Given task: Output the data that follows exactly, line for line.

BEGIN Input

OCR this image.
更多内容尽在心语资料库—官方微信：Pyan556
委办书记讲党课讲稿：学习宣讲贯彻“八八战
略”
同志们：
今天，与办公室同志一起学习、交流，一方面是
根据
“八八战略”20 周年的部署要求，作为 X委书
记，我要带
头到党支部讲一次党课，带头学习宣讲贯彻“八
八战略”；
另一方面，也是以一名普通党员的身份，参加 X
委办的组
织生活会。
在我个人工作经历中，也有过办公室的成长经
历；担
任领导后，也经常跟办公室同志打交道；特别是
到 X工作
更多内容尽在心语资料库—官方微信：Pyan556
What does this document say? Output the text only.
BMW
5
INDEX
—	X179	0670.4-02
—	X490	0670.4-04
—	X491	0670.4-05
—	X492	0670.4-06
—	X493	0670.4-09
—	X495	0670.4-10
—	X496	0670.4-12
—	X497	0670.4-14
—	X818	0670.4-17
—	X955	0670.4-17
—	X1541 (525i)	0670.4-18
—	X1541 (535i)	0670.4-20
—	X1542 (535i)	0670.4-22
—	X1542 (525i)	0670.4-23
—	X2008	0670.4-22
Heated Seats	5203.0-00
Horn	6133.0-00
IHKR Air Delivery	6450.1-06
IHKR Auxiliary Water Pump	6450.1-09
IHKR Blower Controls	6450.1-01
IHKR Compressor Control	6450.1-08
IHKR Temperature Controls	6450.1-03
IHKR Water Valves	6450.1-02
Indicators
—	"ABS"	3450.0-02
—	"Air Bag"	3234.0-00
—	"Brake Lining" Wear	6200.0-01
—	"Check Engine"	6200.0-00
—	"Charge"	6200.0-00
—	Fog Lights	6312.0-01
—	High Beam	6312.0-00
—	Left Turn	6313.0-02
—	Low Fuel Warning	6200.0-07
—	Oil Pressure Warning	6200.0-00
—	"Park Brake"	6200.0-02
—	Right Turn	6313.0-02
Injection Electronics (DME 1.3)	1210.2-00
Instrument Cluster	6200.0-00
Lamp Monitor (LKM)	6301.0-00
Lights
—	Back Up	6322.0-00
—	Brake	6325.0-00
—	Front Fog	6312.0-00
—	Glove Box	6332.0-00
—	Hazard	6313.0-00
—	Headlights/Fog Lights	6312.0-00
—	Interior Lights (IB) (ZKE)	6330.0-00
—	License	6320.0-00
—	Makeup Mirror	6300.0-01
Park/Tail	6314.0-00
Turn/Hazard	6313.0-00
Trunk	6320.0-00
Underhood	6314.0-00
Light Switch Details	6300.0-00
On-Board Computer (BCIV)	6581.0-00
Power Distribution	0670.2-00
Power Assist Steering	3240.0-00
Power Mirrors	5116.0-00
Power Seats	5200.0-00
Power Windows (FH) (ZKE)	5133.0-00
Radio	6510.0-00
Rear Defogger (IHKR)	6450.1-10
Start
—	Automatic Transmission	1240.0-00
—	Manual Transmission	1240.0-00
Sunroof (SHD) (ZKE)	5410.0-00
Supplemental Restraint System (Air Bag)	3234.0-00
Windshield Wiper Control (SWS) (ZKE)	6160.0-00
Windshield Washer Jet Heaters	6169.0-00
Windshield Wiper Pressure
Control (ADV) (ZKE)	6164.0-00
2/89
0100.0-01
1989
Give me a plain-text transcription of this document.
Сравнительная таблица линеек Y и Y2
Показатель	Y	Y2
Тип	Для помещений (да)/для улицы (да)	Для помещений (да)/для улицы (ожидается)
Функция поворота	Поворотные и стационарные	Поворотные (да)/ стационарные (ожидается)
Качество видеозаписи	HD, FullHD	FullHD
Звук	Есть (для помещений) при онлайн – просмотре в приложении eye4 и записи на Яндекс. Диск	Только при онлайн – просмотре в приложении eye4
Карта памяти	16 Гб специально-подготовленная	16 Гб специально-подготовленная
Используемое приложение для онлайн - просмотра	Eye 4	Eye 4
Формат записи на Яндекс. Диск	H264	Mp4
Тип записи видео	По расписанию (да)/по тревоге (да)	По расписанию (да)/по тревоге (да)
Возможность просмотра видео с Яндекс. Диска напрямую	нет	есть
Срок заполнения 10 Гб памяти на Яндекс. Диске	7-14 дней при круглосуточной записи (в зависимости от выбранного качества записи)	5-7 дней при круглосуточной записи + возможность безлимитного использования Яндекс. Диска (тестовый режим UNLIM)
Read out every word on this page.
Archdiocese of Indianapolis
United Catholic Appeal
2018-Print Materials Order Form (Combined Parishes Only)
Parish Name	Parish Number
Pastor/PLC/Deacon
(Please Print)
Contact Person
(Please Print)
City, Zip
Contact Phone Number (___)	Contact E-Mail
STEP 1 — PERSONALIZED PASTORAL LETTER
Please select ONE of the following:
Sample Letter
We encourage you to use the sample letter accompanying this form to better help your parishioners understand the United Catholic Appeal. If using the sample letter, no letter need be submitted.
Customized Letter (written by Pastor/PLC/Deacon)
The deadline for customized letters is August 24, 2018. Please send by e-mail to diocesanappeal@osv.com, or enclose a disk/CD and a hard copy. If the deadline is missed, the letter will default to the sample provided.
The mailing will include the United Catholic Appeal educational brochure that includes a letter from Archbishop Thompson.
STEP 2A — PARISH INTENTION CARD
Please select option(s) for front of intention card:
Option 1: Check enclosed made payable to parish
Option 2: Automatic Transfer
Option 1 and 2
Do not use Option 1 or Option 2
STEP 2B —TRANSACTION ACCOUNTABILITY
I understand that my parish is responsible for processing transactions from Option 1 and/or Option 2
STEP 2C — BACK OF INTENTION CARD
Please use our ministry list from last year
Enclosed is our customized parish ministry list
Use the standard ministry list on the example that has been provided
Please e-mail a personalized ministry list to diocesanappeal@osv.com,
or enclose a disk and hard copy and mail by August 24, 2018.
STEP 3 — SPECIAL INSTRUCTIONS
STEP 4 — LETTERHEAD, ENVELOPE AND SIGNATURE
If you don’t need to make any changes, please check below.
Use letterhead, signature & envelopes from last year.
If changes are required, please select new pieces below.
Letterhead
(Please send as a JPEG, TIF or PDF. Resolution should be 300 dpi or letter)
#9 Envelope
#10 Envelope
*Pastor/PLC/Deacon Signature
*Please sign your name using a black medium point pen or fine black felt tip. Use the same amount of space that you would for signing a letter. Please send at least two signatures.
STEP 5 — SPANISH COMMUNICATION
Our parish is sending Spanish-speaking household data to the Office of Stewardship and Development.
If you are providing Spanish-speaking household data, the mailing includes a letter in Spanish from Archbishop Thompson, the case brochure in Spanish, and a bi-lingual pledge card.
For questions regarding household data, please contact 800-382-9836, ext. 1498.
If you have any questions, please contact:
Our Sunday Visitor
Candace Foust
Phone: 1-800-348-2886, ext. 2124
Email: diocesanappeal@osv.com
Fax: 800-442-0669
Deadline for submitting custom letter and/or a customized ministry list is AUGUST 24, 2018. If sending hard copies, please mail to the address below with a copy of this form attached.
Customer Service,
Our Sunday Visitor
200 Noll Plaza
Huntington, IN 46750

END Input

Reply to the exercise:
OCR this image.
更多内容尽在心语资料库—官方微信：Pyan556
委办书记讲党课讲稿：学习宣讲贯彻“八八战
略”
同志们：
今天，与办公室同志一起学习、交流，一方面是
根据
“八八战略”20 周年的部署要求，作为 X委书
记，我要带
头到党支部讲一次党课，带头学习宣讲贯彻“八
八战略”；
另一方面，也是以一名普通党员的身份，参加 X
委办的组
织生活会。
在我个人工作经历中，也有过办公室的成长经
历；担
任领导后，也经常跟办公室同志打交道；特别是
到 X工作
更多内容尽在心语资料库—官方微信：Pyan556
What does this document say? Output the text only.
BMW
5
INDEX
—	X179	0670.4-02
—	X490	0670.4-04
—	X491	0670.4-05
—	X492	0670.4-06
—	X493	0670.4-09
—	X495	0670.4-10
—	X496	0670.4-12
—	X497	0670.4-14
—	X818	0670.4-17
—	X955	0670.4-17
—	X1541 (525i)	0670.4-18
—	X1541 (535i)	0670.4-20
—	X1542 (535i)	0670.4-22
—	X1542 (525i)	0670.4-23
—	X2008	0670.4-22
Heated Seats	5203.0-00
Horn	6133.0-00
IHKR Air Delivery	6450.1-06
IHKR Auxiliary Water Pump	6450.1-09
IHKR Blower Controls	6450.1-01
IHKR Compressor Control	6450.1-08
IHKR Temperature Controls	6450.1-03
IHKR Water Valves	6450.1-02
Indicators
—	"ABS"	3450.0-02
—	"Air Bag"	3234.0-00
—	"Brake Lining" Wear	6200.0-01
—	"Check Engine"	6200.0-00
—	"Charge"	6200.0-00
—	Fog Lights	6312.0-01
—	High Beam	6312.0-00
—	Left Turn	6313.0-02
—	Low Fuel Warning	6200.0-07
—	Oil Pressure Warning	6200.0-00
—	"Park Brake"	6200.0-02
—	Right Turn	6313.0-02
Injection Electronics (DME 1.3)	1210.2-00
Instrument Cluster	6200.0-00
Lamp Monitor (LKM)	6301.0-00
Lights
—	Back Up	6322.0-00
—	Brake	6325.0-00
—	Front Fog	6312.0-00
—	Glove Box	6332.0-00
—	Hazard	6313.0-00
—	Headlights/Fog Lights	6312.0-00
—	Interior Lights (IB) (ZKE)	6330.0-00
—	License	6320.0-00
—	Makeup Mirror	6300.0-01
Park/Tail	6314.0-00
Turn/Hazard	6313.0-00
Trunk	6320.0-00
Underhood	6314.0-00
Light Switch Details	6300.0-00
On-Board Computer (BCIV)	6581.0-00
Power Distribution	0670.2-00
Power Assist Steering	3240.0-00
Power Mirrors	5116.0-00
Power Seats	5200.0-00
Power Windows (FH) (ZKE)	5133.0-00
Radio	6510.0-00
Rear Defogger (IHKR)	6450.1-10
Start
—	Automatic Transmission	1240.0-00
—	Manual Transmission	1240.0-00
Sunroof (SHD) (ZKE)	5410.0-00
Supplemental Restraint System (Air Bag)	3234.0-00
Windshield Wiper Control (SWS) (ZKE)	6160.0-00
Windshield Washer Jet Heaters	6169.0-00
Windshield Wiper Pressure
Control (ADV) (ZKE)	6164.0-00
2/89
0100.0-01
1989
Give me a plain-text transcription of this document.
Сравнительная таблица линеек Y и Y2
Показатель	Y	Y2
Тип	Для помещений (да)/для улицы (да)	Для помещений (да)/для улицы (ожидается)
Функция поворота	Поворотные и стационарные	Поворотные (да)/ стационарные (ожидается)
Качество видеозаписи	HD, FullHD	FullHD
Звук	Есть (для помещений) при онлайн – просмотре в приложении eye4 и записи на Яндекс. Диск	Только при онлайн – просмотре в приложении eye4
Карта памяти	16 Гб специально-подготовленная	16 Гб специально-подготовленная
Используемое приложение для онлайн - просмотра	Eye 4	Eye 4
Формат записи на Яндекс. Диск	H264	Mp4
Тип записи видео	По расписанию (да)/по тревоге (да)	По расписанию (да)/по тревоге (да)
Возможность просмотра видео с Яндекс. Диска напрямую	нет	есть
Срок заполнения 10 Гб памяти на Яндекс. Диске	7-14 дней при круглосуточной записи (в зависимости от выбранного качества записи)	5-7 дней при круглосуточной записи + возможность безлимитного использования Яндекс. Диска (тестовый режим UNLIM)
Read out every word on this page.
Archdiocese of Indianapolis
United Catholic Appeal
2018-Print Materials Order Form (Combined Parishes Only)
Parish Name	Parish Number
Pastor/PLC/Deacon
(Please Print)
Contact Person
(Please Print)
City, Zip
Contact Phone Number (___)	Contact E-Mail
STEP 1 — PERSONALIZED PASTORAL LETTER
Please select ONE of the following:
Sample Letter
We encourage you to use the sample letter accompanying this form to better help your parishioners understand the United Catholic Appeal. If using the sample letter, no letter need be submitted.
Customized Letter (written by Pastor/PLC/Deacon)
The deadline for customized letters is August 24, 2018. Please send by e-mail to diocesanappeal@osv.com, or enclose a disk/CD and a hard copy. If the deadline is missed, the letter will default to the sample provided.
The mailing will include the United Catholic Appeal educational brochure that includes a letter from Archbishop Thompson.
STEP 2A — PARISH INTENTION CARD
Please select option(s) for front of intention card:
Option 1: Check enclosed made payable to parish
Option 2: Automatic Transfer
Option 1 and 2
Do not use Option 1 or Option 2
STEP 2B —TRANSACTION ACCOUNTABILITY
I understand that my parish is responsible for processing transactions from Option 1 and/or Option 2
STEP 2C — BACK OF INTENTION CARD
Please use our ministry list from last year
Enclosed is our customized parish ministry list
Use the standard ministry list on the example that has been provided
Please e-mail a personalized ministry list to diocesanappeal@osv.com,
or enclose a disk and hard copy and mail by August 24, 2018.
STEP 3 — SPECIAL INSTRUCTIONS
STEP 4 — LETTERHEAD, ENVELOPE AND SIGNATURE
If you don’t need to make any changes, please check below.
Use letterhead, signature & envelopes from last year.
If changes are required, please select new pieces below.
Letterhead
(Please send as a JPEG, TIF or PDF. Resolution should be 300 dpi or letter)
#9 Envelope
#10 Envelope
*Pastor/PLC/Deacon Signature
*Please sign your name using a black medium point pen or fine black felt tip. Use the same amount of space that you would for signing a letter. Please send at least two signatures.
STEP 5 — SPANISH COMMUNICATION
Our parish is sending Spanish-speaking household data to the Office of Stewardship and Development.
If you are providing Spanish-speaking household data, the mailing includes a letter in Spanish from Archbishop Thompson, the case brochure in Spanish, and a bi-lingual pledge card.
For questions regarding household data, please contact 800-382-9836, ext. 1498.
If you have any questions, please contact:
Our Sunday Visitor
Candace Foust
Phone: 1-800-348-2886, ext. 2124
Email: diocesanappeal@osv.com
Fax: 800-442-0669
Deadline for submitting custom letter and/or a customized ministry list is AUGUST 24, 2018. If sending hard copies, please mail to the address below with a copy of this form attached.
Customer Service,
Our Sunday Visitor
200 Noll Plaza
Huntington, IN 46750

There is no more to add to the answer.